* [THE EXERCISE] Retype the material in full, keeping every word the same.

== DATA SHOWN

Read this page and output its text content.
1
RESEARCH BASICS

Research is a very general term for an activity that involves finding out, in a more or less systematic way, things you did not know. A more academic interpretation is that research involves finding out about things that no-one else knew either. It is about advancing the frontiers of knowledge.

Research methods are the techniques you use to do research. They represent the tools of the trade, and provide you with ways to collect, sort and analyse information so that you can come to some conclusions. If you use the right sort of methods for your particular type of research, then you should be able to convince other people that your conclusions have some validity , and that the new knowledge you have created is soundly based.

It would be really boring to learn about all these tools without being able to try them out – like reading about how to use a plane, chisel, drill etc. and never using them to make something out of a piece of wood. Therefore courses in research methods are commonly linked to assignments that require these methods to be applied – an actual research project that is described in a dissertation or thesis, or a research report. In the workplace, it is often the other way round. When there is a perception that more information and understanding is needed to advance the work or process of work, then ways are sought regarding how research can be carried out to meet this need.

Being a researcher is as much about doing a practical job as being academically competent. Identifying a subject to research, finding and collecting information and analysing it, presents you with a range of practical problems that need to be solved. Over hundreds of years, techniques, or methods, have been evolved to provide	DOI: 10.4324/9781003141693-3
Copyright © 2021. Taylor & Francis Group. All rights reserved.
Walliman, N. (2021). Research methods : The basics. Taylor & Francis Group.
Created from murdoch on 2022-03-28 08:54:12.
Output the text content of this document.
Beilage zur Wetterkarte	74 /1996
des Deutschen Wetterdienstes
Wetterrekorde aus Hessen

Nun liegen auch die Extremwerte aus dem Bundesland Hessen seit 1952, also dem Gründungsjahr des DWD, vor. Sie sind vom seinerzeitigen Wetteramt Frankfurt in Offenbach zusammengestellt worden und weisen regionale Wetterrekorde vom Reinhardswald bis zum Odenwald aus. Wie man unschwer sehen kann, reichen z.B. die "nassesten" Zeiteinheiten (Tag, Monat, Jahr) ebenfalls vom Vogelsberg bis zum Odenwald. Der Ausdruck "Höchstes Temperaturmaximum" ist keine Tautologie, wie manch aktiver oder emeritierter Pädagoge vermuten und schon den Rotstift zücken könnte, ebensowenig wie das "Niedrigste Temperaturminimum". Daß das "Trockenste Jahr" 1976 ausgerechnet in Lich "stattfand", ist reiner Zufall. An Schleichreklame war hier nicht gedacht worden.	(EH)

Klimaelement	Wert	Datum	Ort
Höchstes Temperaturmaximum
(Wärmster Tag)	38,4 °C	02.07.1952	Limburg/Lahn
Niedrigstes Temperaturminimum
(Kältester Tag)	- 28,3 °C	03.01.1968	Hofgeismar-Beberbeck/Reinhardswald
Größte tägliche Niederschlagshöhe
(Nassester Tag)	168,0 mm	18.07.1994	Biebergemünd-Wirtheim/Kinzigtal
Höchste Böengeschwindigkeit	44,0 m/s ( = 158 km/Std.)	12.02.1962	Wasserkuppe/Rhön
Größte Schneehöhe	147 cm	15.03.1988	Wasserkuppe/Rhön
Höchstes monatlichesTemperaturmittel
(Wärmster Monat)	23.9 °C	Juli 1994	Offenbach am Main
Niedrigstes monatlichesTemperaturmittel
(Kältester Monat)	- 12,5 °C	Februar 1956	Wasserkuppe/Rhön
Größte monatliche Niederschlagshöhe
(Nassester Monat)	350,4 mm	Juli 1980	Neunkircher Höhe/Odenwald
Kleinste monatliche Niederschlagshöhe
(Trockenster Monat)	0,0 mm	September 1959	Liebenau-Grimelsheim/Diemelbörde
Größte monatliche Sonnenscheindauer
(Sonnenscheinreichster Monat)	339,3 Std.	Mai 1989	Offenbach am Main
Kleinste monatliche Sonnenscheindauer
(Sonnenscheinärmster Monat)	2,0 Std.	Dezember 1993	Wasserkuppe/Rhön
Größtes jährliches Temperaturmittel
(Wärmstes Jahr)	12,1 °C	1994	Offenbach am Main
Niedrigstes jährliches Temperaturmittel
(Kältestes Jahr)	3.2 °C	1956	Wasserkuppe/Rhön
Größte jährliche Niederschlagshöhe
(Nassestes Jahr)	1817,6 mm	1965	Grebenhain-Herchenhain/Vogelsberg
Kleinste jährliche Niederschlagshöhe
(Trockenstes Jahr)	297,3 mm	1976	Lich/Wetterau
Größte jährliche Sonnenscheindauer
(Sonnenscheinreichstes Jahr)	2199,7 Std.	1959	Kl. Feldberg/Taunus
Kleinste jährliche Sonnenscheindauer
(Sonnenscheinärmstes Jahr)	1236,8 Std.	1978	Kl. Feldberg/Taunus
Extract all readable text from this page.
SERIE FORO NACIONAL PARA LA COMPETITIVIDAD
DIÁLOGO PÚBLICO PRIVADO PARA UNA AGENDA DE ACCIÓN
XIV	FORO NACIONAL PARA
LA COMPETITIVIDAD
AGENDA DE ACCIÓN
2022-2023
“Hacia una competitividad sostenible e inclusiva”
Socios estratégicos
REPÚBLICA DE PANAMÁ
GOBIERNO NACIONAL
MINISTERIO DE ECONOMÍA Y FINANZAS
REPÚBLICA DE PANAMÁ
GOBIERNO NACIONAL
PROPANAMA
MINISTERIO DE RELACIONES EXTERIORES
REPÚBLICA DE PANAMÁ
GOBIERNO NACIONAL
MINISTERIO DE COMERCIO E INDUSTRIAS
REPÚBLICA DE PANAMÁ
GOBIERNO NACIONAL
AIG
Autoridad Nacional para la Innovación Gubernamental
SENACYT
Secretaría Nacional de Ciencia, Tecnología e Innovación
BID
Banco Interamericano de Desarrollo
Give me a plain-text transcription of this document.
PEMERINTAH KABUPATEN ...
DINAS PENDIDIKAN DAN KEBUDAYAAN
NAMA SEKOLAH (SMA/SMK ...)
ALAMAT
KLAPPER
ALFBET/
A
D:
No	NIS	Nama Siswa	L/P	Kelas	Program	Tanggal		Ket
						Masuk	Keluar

====

* [SOLUTION BELOW]
Read this page and output its text content.
1
RESEARCH BASICS

Research is a very general term for an activity that involves finding out, in a more or less systematic way, things you did not know. A more academic interpretation is that research involves finding out about things that no-one else knew either. It is about advancing the frontiers of knowledge.

Research methods are the techniques you use to do research. They represent the tools of the trade, and provide you with ways to collect, sort and analyse information so that you can come to some conclusions. If you use the right sort of methods for your particular type of research, then you should be able to convince other people that your conclusions have some validity , and that the new knowledge you have created is soundly based.

It would be really boring to learn about all these tools without being able to try them out – like reading about how to use a plane, chisel, drill etc. and never using them to make something out of a piece of wood. Therefore courses in research methods are commonly linked to assignments that require these methods to be applied – an actual research project that is described in a dissertation or thesis, or a research report. In the workplace, it is often the other way round. When there is a perception that more information and understanding is needed to advance the work or process of work, then ways are sought regarding how research can be carried out to meet this need.

Being a researcher is as much about doing a practical job as being academically competent. Identifying a subject to research, finding and collecting information and analysing it, presents you with a range of practical problems that need to be solved. Over hundreds of years, techniques, or methods, have been evolved to provide	DOI: 10.4324/9781003141693-3
Copyright © 2021. Taylor & Francis Group. All rights reserved.
Walliman, N. (2021). Research methods : The basics. Taylor & Francis Group.
Created from murdoch on 2022-03-28 08:54:12.
Output the text content of this document.
Beilage zur Wetterkarte	74 /1996
des Deutschen Wetterdienstes
Wetterrekorde aus Hessen

Nun liegen auch die Extremwerte aus dem Bundesland Hessen seit 1952, also dem Gründungsjahr des DWD, vor. Sie sind vom seinerzeitigen Wetteramt Frankfurt in Offenbach zusammengestellt worden und weisen regionale Wetterrekorde vom Reinhardswald bis zum Odenwald aus. Wie man unschwer sehen kann, reichen z.B. die "nassesten" Zeiteinheiten (Tag, Monat, Jahr) ebenfalls vom Vogelsberg bis zum Odenwald. Der Ausdruck "Höchstes Temperaturmaximum" ist keine Tautologie, wie manch aktiver oder emeritierter Pädagoge vermuten und schon den Rotstift zücken könnte, ebensowenig wie das "Niedrigste Temperaturminimum". Daß das "Trockenste Jahr" 1976 ausgerechnet in Lich "stattfand", ist reiner Zufall. An Schleichreklame war hier nicht gedacht worden.	(EH)

Klimaelement	Wert	Datum	Ort
Höchstes Temperaturmaximum
(Wärmster Tag)	38,4 °C	02.07.1952	Limburg/Lahn
Niedrigstes Temperaturminimum
(Kältester Tag)	- 28,3 °C	03.01.1968	Hofgeismar-Beberbeck/Reinhardswald
Größte tägliche Niederschlagshöhe
(Nassester Tag)	168,0 mm	18.07.1994	Biebergemünd-Wirtheim/Kinzigtal
Höchste Böengeschwindigkeit	44,0 m/s ( = 158 km/Std.)	12.02.1962	Wasserkuppe/Rhön
Größte Schneehöhe	147 cm	15.03.1988	Wasserkuppe/Rhön
Höchstes monatlichesTemperaturmittel
(Wärmster Monat)	23.9 °C	Juli 1994	Offenbach am Main
Niedrigstes monatlichesTemperaturmittel
(Kältester Monat)	- 12,5 °C	Februar 1956	Wasserkuppe/Rhön
Größte monatliche Niederschlagshöhe
(Nassester Monat)	350,4 mm	Juli 1980	Neunkircher Höhe/Odenwald
Kleinste monatliche Niederschlagshöhe
(Trockenster Monat)	0,0 mm	September 1959	Liebenau-Grimelsheim/Diemelbörde
Größte monatliche Sonnenscheindauer
(Sonnenscheinreichster Monat)	339,3 Std.	Mai 1989	Offenbach am Main
Kleinste monatliche Sonnenscheindauer
(Sonnenscheinärmster Monat)	2,0 Std.	Dezember 1993	Wasserkuppe/Rhön
Größtes jährliches Temperaturmittel
(Wärmstes Jahr)	12,1 °C	1994	Offenbach am Main
Niedrigstes jährliches Temperaturmittel
(Kältestes Jahr)	3.2 °C	1956	Wasserkuppe/Rhön
Größte jährliche Niederschlagshöhe
(Nassestes Jahr)	1817,6 mm	1965	Grebenhain-Herchenhain/Vogelsberg
Kleinste jährliche Niederschlagshöhe
(Trockenstes Jahr)	297,3 mm	1976	Lich/Wetterau
Größte jährliche Sonnenscheindauer
(Sonnenscheinreichstes Jahr)	2199,7 Std.	1959	Kl. Feldberg/Taunus
Kleinste jährliche Sonnenscheindauer
(Sonnenscheinärmstes Jahr)	1236,8 Std.	1978	Kl. Feldberg/Taunus
Extract all readable text from this page.
SERIE FORO NACIONAL PARA LA COMPETITIVIDAD
DIÁLOGO PÚBLICO PRIVADO PARA UNA AGENDA DE ACCIÓN
XIV	FORO NACIONAL PARA
LA COMPETITIVIDAD
AGENDA DE ACCIÓN
2022-2023
“Hacia una competitividad sostenible e inclusiva”
Socios estratégicos
REPÚBLICA DE PANAMÁ
GOBIERNO NACIONAL
MINISTERIO DE ECONOMÍA Y FINANZAS
REPÚBLICA DE PANAMÁ
GOBIERNO NACIONAL
PROPANAMA
MINISTERIO DE RELACIONES EXTERIORES
REPÚBLICA DE PANAMÁ
GOBIERNO NACIONAL
MINISTERIO DE COMERCIO E INDUSTRIAS
REPÚBLICA DE PANAMÁ
GOBIERNO NACIONAL
AIG
Autoridad Nacional para la Innovación Gubernamental
SENACYT
Secretaría Nacional de Ciencia, Tecnología e Innovación
BID
Banco Interamericano de Desarrollo
Give me a plain-text transcription of this document.
PEMERINTAH KABUPATEN ...
DINAS PENDIDIKAN DAN KEBUDAYAAN
NAMA SEKOLAH (SMA/SMK ...)
ALAMAT
KLAPPER
ALFBET/
A
D:
No	NIS	Nama Siswa	L/P	Kelas	Program	Tanggal		Ket
						Masuk	Keluar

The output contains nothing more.